(Short task):
Gather every line of the entries that includes the word "when".

* Start Information given *

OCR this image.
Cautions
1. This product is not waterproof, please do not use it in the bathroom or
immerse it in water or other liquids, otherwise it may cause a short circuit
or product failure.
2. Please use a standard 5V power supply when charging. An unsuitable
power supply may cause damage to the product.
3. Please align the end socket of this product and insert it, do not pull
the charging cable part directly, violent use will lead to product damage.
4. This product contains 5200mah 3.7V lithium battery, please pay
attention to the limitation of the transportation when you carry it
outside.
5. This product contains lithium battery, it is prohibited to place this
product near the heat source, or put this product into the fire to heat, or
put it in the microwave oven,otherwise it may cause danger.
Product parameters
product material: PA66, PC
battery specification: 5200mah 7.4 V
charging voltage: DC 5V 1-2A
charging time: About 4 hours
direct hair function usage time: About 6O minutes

* End Information given *
* Start Information given *

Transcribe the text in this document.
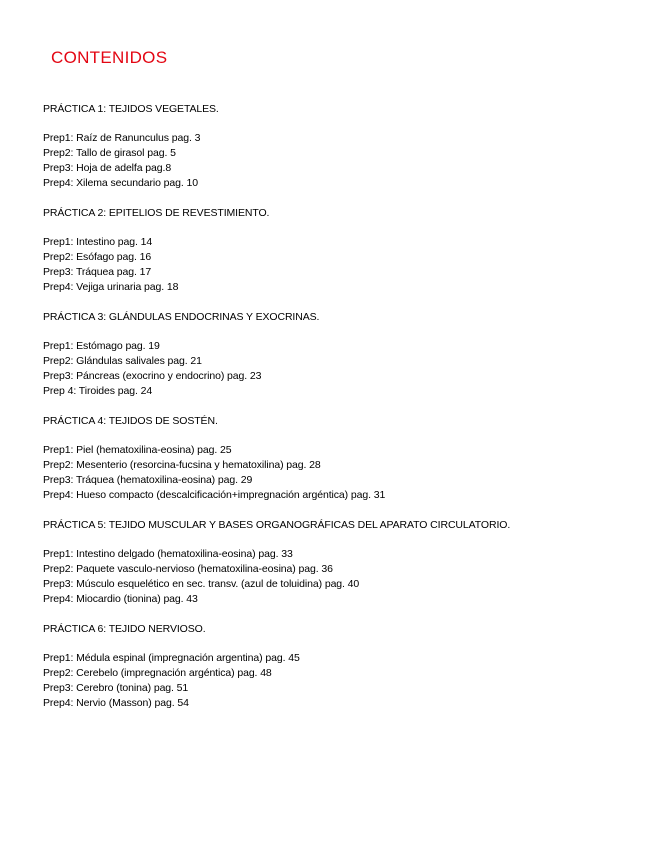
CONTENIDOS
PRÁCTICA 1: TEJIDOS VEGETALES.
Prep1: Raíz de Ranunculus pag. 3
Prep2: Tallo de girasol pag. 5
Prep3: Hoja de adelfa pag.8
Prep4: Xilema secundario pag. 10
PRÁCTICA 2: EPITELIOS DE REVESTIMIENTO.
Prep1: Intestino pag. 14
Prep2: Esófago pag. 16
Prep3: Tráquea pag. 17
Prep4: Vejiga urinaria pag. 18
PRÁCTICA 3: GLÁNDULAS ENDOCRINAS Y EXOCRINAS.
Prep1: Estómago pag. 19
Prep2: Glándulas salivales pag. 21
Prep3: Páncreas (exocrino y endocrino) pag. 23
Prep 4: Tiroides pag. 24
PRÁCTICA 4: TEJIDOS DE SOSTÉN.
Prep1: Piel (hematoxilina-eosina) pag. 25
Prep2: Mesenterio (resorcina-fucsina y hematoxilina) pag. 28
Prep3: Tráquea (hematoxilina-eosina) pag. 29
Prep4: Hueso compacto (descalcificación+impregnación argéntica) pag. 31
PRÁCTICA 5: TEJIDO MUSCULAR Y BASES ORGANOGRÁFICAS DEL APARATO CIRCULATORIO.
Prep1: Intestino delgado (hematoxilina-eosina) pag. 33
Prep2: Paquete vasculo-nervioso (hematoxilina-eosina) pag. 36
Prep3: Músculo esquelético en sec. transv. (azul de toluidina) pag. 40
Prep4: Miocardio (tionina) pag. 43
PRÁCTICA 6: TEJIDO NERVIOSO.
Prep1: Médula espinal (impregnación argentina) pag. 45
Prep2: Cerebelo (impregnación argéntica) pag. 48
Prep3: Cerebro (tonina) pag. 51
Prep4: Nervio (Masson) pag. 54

* End Information given *

(Reply):
2. Please use a standard 5V power supply when charging. An unsuitable
attention to the limitation of the transportation when you carry it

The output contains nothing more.